* [EXERCISE DETAILS]:
Pick out each line below that contains the string "让学生猜并且回答", treating uppercase and lowercase as different.

* [DATA SHOWN]:
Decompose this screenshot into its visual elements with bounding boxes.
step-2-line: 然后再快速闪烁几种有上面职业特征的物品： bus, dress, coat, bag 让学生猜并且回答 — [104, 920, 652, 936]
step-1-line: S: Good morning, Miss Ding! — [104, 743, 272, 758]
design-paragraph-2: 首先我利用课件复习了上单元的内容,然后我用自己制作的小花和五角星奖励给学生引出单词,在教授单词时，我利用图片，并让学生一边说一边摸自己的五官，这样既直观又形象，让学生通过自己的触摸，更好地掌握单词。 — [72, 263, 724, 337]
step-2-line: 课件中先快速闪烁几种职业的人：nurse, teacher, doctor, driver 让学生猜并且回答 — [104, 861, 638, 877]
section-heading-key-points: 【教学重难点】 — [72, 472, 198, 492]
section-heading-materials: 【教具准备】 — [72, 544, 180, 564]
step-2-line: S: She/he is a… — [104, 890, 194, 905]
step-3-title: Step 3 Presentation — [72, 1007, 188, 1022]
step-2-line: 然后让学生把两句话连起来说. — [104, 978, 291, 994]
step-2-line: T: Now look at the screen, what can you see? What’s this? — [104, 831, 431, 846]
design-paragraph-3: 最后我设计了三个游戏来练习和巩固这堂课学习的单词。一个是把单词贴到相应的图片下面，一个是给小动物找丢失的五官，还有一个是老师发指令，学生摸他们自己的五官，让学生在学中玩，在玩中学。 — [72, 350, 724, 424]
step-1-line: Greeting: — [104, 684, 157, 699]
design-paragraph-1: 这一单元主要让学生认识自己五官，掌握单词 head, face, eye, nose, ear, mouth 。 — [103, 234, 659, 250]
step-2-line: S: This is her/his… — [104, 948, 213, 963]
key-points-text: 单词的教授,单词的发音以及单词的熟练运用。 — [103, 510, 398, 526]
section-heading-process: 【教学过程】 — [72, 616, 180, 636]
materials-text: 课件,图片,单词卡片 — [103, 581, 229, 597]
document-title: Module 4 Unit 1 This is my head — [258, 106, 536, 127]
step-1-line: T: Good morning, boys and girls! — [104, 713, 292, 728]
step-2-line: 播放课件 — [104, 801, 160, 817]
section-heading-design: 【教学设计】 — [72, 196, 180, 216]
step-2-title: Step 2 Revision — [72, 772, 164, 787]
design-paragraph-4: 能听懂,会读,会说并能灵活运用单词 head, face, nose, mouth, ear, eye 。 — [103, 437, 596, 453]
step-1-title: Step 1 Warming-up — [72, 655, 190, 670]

* [WRITTEN SOLUTION]:
step-2-line: 然后再快速闪烁几种有上面职业特征的物品： bus, dress, coat, bag 让学生猜并且回答 — [104, 920, 652, 936]
step-2-line: 课件中先快速闪烁几种职业的人：nurse, teacher, doctor, driver 让学生猜并且回答 — [104, 861, 638, 877]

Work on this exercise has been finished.